[Exercises to complete]
A) For each statement below, say whether it agrees with the news report on Russia's gas cuts, answering yes or no and quoting the deciding words of the report. (i) Gazprom stopped sending gas to Latvia. (ii) The turbine repaired in Canada has already been returned to Russia. (iii) Russia halved its delivery volume in July.
B) Reproduce word for word the passage of the news report on Russia's gas cuts from "Russia once again" to "on a turbine.".

[Text shown]
__________________________________________________

Russia cuts gas supplies to Europe after prison bombing – News

Russia once again reduced its gas deliveries to the West this Saturday (30), suspending the supply to Latvia, one day after the deadly bombing of a prison where Ukrainians were being held.

“Today, Gazprom suspended gas deliveries to Latvia due to violation of gas supply conditions,” the Russian giant said in a statement on Telegram.

This announcement comes after Gazprom drastically reduced its deliveries to Europe this week via the Nord Stream pipeline, citing the need for maintenance on a turbine.

Russia had already halved its delivery volume in June, saying the pipeline could not operate normally without a turbine that is being repaired in Canada and has not yet been returned to Russia due to Western sanctions.

Since then, Germany and Canada have agreed to send the equipment back to Russia, but the turbine has yet to be delivered. Meanwhile, attacks continue in eastern and southern Ukraine, and Ukrainian President Volodymyr Zelensky on Friday night called the bombing of a prison that killed “more than 50 people” a “deliberate Russian war crime.” “.

__________________________________________________

[Dataset]

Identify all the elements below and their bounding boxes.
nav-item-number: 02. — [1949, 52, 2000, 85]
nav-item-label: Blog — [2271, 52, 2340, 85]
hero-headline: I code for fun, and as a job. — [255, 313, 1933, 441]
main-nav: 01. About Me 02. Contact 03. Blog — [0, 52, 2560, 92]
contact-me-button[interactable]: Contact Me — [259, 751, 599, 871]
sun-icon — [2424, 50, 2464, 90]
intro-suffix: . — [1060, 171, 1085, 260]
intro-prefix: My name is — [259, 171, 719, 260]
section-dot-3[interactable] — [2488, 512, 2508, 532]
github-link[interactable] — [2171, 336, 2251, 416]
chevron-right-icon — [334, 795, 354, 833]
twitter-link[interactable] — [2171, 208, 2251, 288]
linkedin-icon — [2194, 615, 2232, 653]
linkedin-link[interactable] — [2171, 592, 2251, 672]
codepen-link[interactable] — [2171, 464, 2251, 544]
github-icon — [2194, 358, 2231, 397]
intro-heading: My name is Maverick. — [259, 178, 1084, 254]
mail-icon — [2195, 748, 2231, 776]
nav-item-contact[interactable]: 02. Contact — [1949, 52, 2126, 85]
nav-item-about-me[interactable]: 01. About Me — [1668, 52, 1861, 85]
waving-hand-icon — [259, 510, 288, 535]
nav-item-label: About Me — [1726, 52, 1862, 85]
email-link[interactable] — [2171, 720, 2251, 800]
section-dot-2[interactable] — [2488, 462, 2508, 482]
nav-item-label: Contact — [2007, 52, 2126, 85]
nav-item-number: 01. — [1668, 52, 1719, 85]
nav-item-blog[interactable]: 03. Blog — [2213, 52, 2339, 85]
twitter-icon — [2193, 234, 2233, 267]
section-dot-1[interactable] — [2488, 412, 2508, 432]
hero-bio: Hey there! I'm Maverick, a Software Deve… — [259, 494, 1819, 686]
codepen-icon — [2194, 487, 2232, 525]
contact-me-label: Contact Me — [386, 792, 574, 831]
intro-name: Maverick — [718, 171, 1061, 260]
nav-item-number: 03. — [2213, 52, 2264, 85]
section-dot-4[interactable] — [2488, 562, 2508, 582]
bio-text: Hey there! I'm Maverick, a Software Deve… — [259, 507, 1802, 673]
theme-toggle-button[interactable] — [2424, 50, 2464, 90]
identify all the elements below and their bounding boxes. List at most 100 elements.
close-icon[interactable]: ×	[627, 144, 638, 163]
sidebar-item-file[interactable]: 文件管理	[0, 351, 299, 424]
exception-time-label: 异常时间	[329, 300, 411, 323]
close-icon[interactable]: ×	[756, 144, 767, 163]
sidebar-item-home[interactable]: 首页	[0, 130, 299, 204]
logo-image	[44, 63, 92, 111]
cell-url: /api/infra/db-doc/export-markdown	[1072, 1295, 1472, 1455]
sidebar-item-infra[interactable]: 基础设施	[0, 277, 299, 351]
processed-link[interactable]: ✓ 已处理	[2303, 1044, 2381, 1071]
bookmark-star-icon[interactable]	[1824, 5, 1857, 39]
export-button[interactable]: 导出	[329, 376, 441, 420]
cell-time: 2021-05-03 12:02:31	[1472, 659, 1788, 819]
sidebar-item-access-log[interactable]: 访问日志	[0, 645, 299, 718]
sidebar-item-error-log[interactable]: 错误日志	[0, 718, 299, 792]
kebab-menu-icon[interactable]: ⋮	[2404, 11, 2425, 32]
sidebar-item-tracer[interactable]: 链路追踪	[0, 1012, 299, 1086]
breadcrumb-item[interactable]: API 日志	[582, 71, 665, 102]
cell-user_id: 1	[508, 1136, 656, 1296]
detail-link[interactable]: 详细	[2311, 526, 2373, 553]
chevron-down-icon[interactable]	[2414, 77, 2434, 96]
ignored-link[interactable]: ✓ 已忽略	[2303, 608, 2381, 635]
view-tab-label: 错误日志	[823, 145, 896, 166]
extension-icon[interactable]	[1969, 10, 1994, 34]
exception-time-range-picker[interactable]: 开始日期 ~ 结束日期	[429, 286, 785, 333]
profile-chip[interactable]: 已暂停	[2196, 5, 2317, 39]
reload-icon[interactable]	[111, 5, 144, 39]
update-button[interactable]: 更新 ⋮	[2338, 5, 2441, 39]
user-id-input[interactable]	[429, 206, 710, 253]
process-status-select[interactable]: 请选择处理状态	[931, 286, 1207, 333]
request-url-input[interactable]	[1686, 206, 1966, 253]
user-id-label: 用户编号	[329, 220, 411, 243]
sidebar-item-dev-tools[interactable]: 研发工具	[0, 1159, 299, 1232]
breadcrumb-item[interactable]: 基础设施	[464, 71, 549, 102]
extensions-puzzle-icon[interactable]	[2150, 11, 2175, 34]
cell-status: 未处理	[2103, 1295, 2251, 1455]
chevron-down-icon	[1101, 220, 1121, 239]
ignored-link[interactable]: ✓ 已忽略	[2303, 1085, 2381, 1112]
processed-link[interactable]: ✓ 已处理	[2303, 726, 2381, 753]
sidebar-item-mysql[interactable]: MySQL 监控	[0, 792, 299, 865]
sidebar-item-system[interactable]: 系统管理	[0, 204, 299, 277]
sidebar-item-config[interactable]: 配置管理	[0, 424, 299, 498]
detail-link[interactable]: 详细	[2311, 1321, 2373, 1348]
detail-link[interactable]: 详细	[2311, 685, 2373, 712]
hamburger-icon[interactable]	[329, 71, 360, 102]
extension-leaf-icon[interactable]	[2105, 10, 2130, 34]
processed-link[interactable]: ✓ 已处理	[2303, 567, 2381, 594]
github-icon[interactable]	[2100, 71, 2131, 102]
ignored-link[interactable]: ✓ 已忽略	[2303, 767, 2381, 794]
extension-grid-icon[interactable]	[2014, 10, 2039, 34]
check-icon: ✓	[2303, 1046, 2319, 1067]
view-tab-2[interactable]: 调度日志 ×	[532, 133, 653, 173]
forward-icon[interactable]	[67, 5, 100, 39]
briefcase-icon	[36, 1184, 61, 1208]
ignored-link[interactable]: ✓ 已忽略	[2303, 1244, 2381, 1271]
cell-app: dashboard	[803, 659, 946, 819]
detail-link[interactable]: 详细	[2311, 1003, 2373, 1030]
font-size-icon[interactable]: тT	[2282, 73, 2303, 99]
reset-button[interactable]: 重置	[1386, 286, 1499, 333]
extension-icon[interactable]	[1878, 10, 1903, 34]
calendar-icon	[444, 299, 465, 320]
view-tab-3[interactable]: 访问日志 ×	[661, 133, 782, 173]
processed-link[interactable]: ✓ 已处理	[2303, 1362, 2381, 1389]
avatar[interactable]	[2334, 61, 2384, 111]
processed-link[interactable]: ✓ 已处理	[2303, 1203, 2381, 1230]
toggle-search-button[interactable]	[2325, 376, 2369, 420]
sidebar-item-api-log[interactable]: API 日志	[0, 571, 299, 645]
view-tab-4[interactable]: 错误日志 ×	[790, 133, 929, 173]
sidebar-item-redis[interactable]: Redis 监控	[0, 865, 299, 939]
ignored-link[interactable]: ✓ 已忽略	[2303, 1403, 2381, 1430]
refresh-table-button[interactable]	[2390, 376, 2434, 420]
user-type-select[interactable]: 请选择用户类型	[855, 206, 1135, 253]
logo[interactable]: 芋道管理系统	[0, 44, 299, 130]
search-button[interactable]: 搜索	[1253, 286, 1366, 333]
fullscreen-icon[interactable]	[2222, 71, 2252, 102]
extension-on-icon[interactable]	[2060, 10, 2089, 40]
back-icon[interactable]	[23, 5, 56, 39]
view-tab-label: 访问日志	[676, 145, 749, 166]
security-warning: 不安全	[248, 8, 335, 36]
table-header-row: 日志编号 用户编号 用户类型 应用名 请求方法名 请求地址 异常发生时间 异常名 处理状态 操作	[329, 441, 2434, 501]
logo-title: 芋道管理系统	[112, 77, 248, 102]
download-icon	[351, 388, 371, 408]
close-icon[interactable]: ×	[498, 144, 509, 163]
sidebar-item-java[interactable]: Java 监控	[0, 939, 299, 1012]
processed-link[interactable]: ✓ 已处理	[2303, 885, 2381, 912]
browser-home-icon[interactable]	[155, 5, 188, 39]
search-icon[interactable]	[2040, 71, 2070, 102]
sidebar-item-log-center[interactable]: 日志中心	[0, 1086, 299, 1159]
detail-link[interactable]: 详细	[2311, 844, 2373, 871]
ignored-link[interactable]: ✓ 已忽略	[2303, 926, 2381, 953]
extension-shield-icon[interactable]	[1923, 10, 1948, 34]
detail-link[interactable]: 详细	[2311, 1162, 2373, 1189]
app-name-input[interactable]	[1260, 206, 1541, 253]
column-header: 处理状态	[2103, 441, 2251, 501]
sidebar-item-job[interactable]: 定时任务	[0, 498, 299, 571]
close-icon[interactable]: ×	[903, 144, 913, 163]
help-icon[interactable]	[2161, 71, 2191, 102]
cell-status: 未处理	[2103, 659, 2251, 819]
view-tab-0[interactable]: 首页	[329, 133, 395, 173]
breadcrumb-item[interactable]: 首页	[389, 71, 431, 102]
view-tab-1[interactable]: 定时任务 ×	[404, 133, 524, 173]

__________________________________________________

[Answers by item]
A)
(i) Yes: "Today, Gazprom suspended gas deliveries to Latvia due to violation of gas supply conditions"
(ii) No: "the turbine has yet to be delivered"
(iii) No: "Russia had already halved its delivery volume in June"

B)
Russia once again reduced its gas deliveries to the West this Saturday (30), suspending the supply to Latvia, one day after the deadly bombing of a prison where Ukrainians were being held.

“Today, Gazprom suspended gas deliveries to Latvia due to violation of gas supply conditions,” the Russian giant said in a statement on Telegram.

This announcement comes after Gazprom drastically reduced its deliveries to Europe this week via the Nord Stream pipeline, citing the need for maintenance on a turbine.